### Given problem
Write out the data again exactly, skipping every picture.

### Excerpted data

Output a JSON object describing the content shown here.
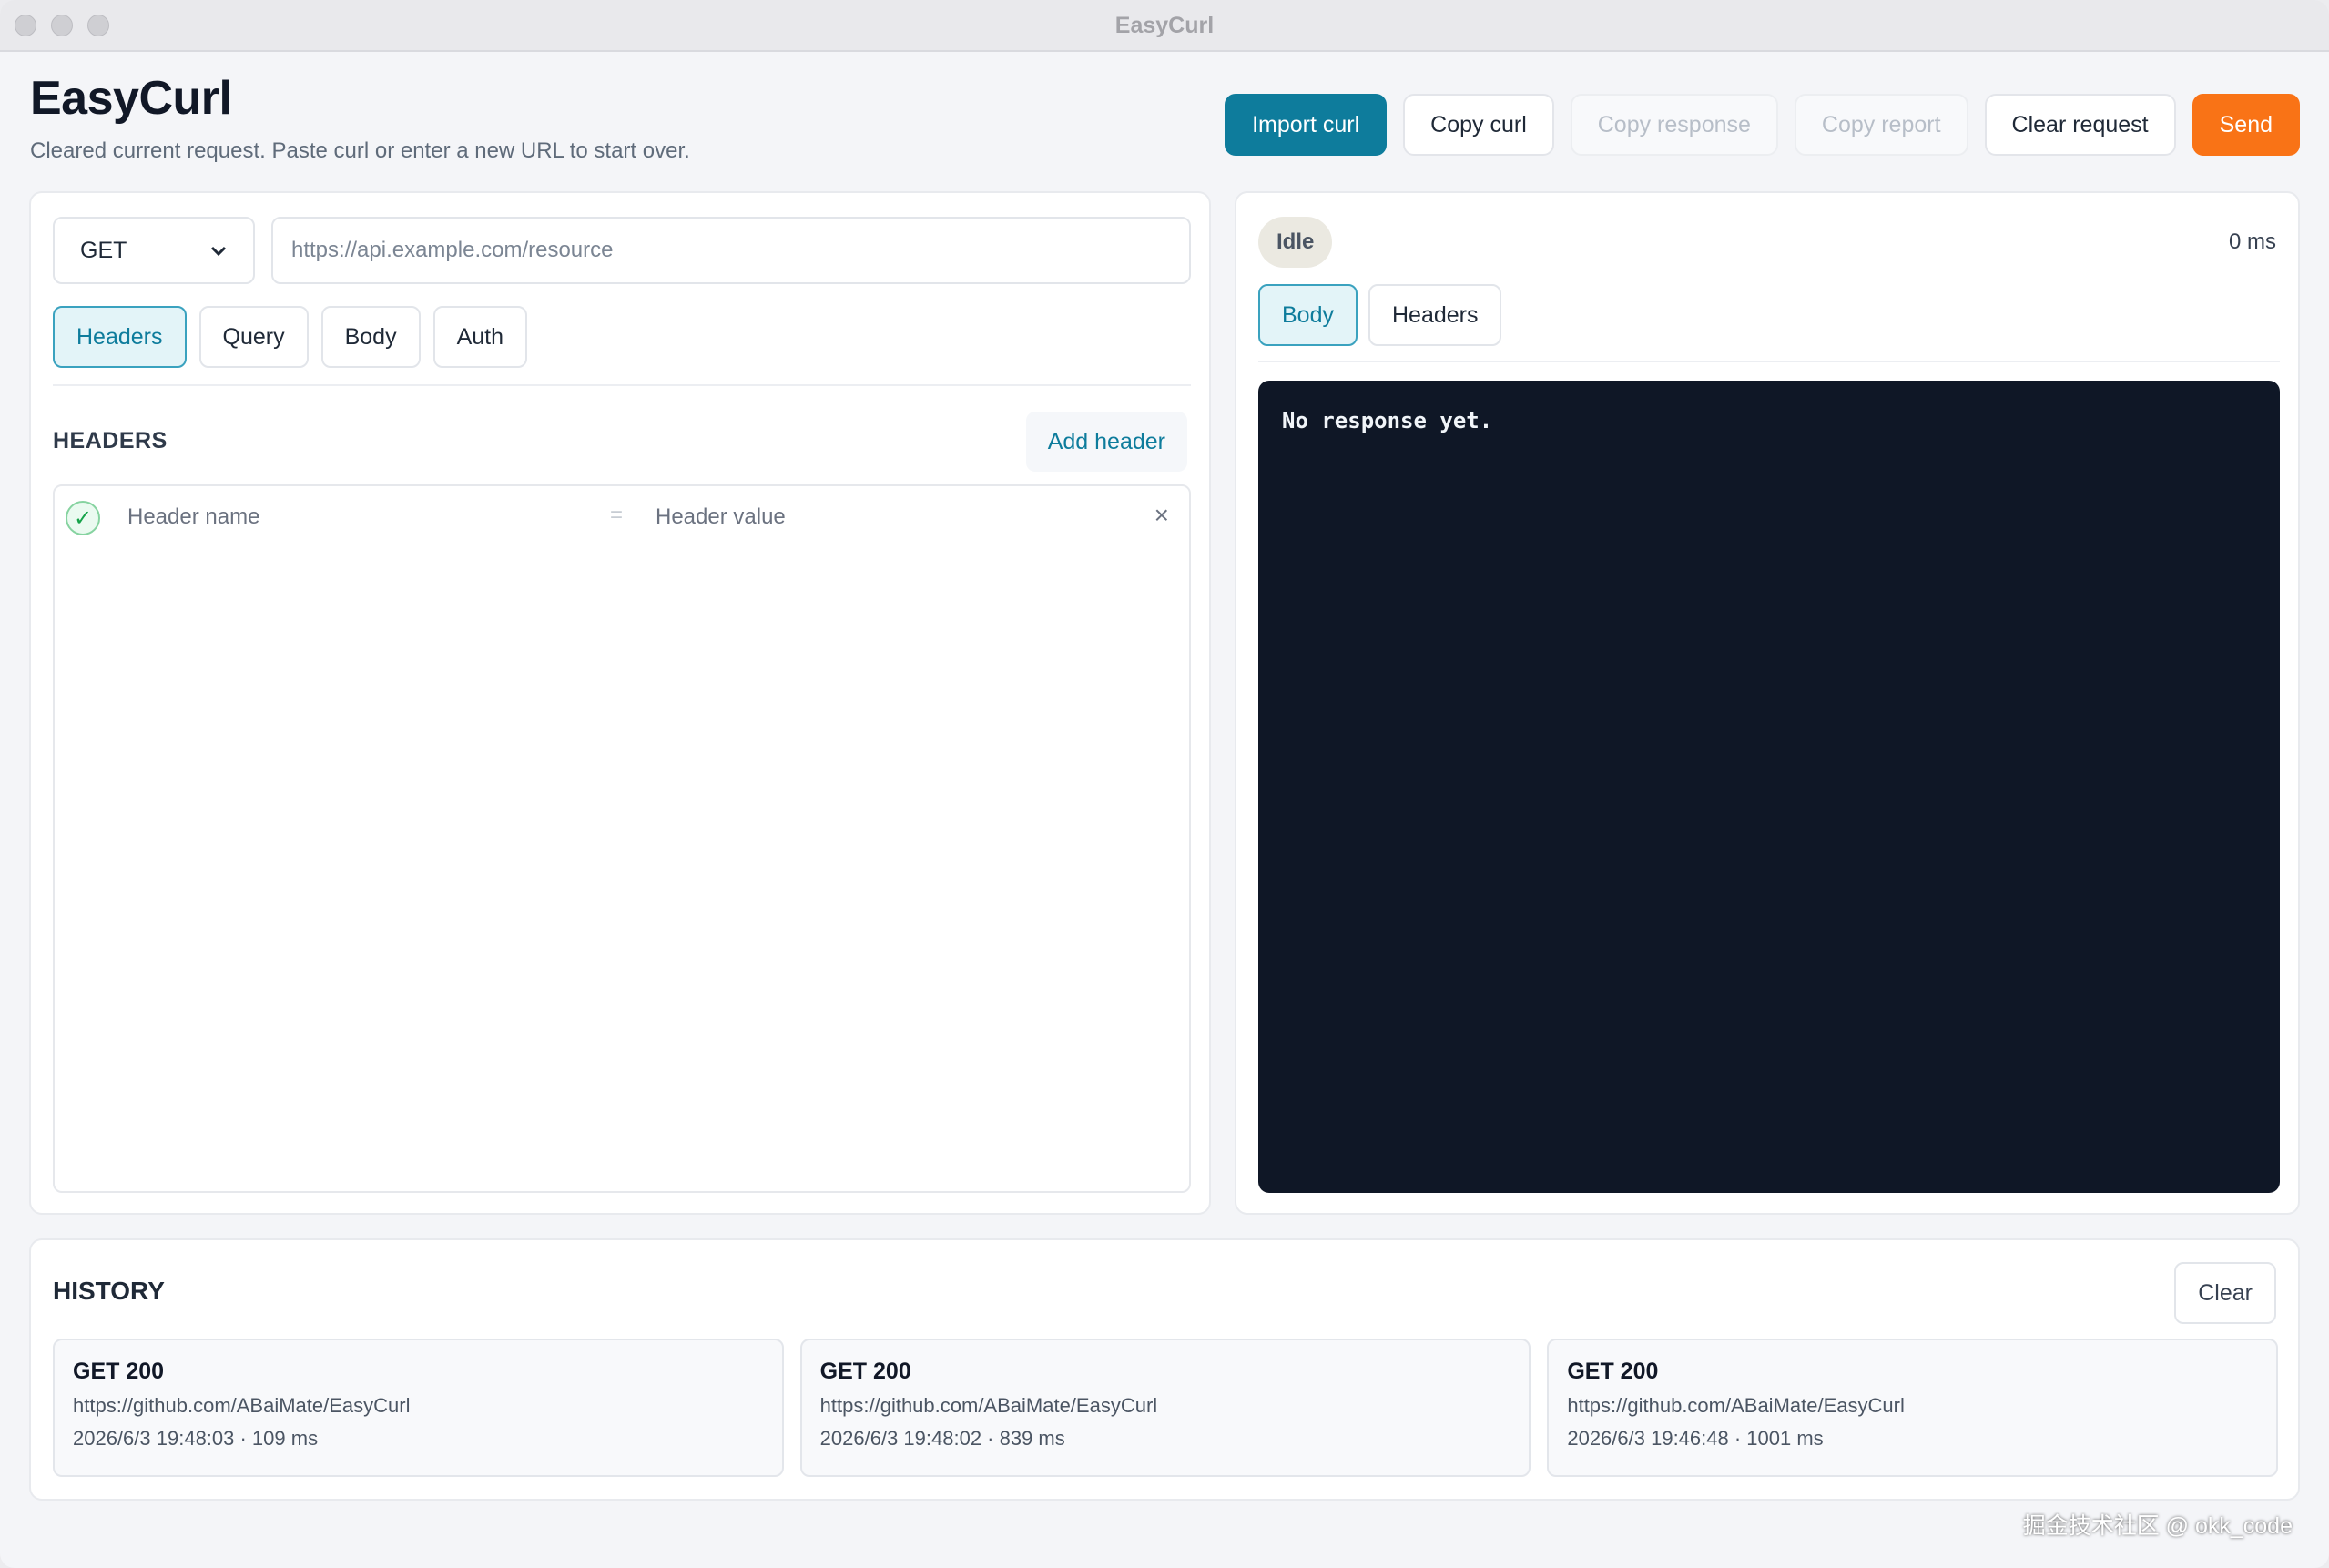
{
  "window": {
    "title": "EasyCurl"
  },
  "app": {
    "title": "EasyCurl",
    "status": "Cleared current request. Paste curl or enter a new URL to start over."
  },
  "toolbar": {
    "import_curl": "Import curl",
    "copy_curl": "Copy curl",
    "copy_response": "Copy response",
    "copy_report": "Copy report",
    "clear_request": "Clear request",
    "send": "Send"
  },
  "request": {
    "method": "GET",
    "method_options": [
      "GET"
    ],
    "url_placeholder": "https://api.example.com/resource",
    "url_value": "",
    "tabs": [
      {
        "label": "Headers",
        "active": true
      },
      {
        "label": "Query",
        "active": false
      },
      {
        "label": "Body",
        "active": false
      },
      {
        "label": "Auth",
        "active": false
      }
    ],
    "section_label": "HEADERS",
    "add_header": "Add header",
    "headers": [
      {
        "enabled": true,
        "name_placeholder": "Header name",
        "separator": "=",
        "value_placeholder": "Header value",
        "remove": "×"
      }
    ]
  },
  "response": {
    "status": "Idle",
    "elapsed": "0 ms",
    "tabs": [
      {
        "label": "Body",
        "active": true
      },
      {
        "label": "Headers",
        "active": false
      }
    ],
    "body_text": "No response yet."
  },
  "history": {
    "title": "HISTORY",
    "clear": "Clear",
    "items": [
      {
        "method_status": "GET 200",
        "url": "https://github.com/ABaiMate/EasyCurl",
        "meta": "2026/6/3 19:48:03 · 109 ms"
      },
      {
        "method_status": "GET 200",
        "url": "https://github.com/ABaiMate/EasyCurl",
        "meta": "2026/6/3 19:48:02 · 839 ms"
      },
      {
        "method_status": "GET 200",
        "url": "https://github.com/ABaiMate/EasyCurl",
        "meta": "2026/6/3 19:46:48 · 1001 ms"
      }
    ]
  },
  "watermark": "掘金技术社区 @ okk_code",
  "colors": {
    "accent": "#0e7c9c",
    "send": "#f97316",
    "response_bg": "#0f1726"
  }
}
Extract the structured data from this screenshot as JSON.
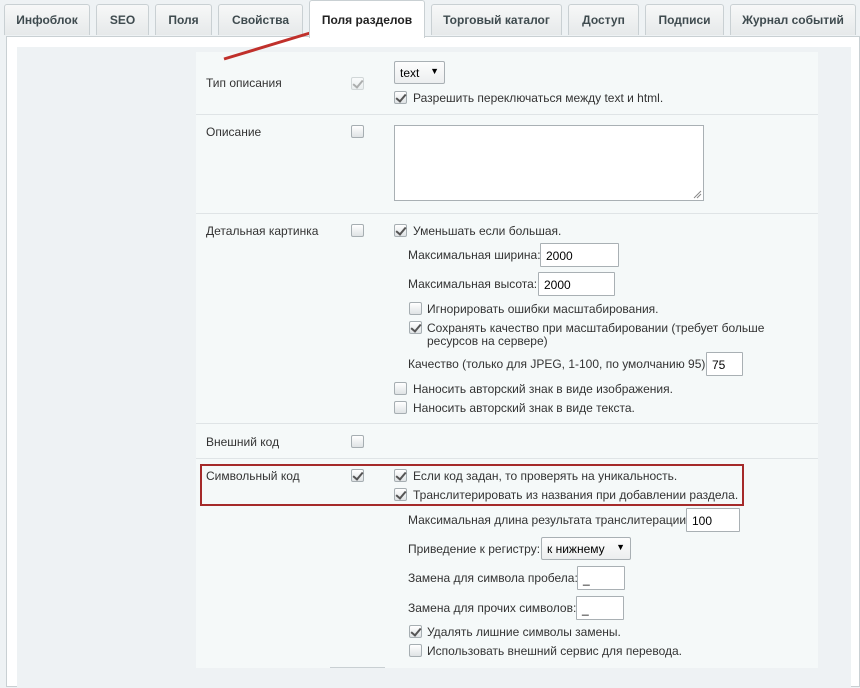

### Reply to the task
Output a JSON object describing the content shown here.
{
  "window": {
    "title": "EasyCurl"
  },
  "app": {
    "title": "EasyCurl",
    "status": "Cleared current request. Paste curl or enter a new URL to start over."
  },
  "toolbar": {
    "import_curl": "Import curl",
    "copy_curl": "Copy curl",
    "copy_response": "Copy response",
    "copy_report": "Copy report",
    "clear_request": "Clear request",
    "send": "Send"
  },
  "request": {
    "method": "GET",
    "method_options": [
      "GET"
    ],
    "url_placeholder": "https://api.example.com/resource",
    "url_value": "",
    "tabs": [
      {
        "label": "Headers",
        "active": true
      },
      {
        "label": "Query",
        "active": false
      },
      {
        "label": "Body",
        "active": false
      },
      {
        "label": "Auth",
        "active": false
      }
    ],
    "section_label": "HEADERS",
    "add_header": "Add header",
    "headers": [
      {
        "enabled": true,
        "name_placeholder": "Header name",
        "separator": "=",
        "value_placeholder": "Header value",
        "remove": "×"
      }
    ]
  },
  "response": {
    "status": "Idle",
    "elapsed": "0 ms",
    "tabs": [
      {
        "label": "Body",
        "active": true
      },
      {
        "label": "Headers",
        "active": false
      }
    ],
    "body_text": "No response yet."
  },
  "history": {
    "title": "HISTORY",
    "clear": "Clear",
    "items": [
      {
        "method_status": "GET 200",
        "url": "https://github.com/ABaiMate/EasyCurl",
        "meta": "2026/6/3 19:48:03 · 109 ms"
      },
      {
        "method_status": "GET 200",
        "url": "https://github.com/ABaiMate/EasyCurl",
        "meta": "2026/6/3 19:48:02 · 839 ms"
      },
      {
        "method_status": "GET 200",
        "url": "https://github.com/ABaiMate/EasyCurl",
        "meta": "2026/6/3 19:46:48 · 1001 ms"
      }
    ]
  },
  "watermark": "掘金技术社区 @ okk_code",
  "colors": {
    "accent": "#0e7c9c",
    "send": "#f97316",
    "response_bg": "#0f1726"
  }
}
Extract the structured data from this screenshot as JSON.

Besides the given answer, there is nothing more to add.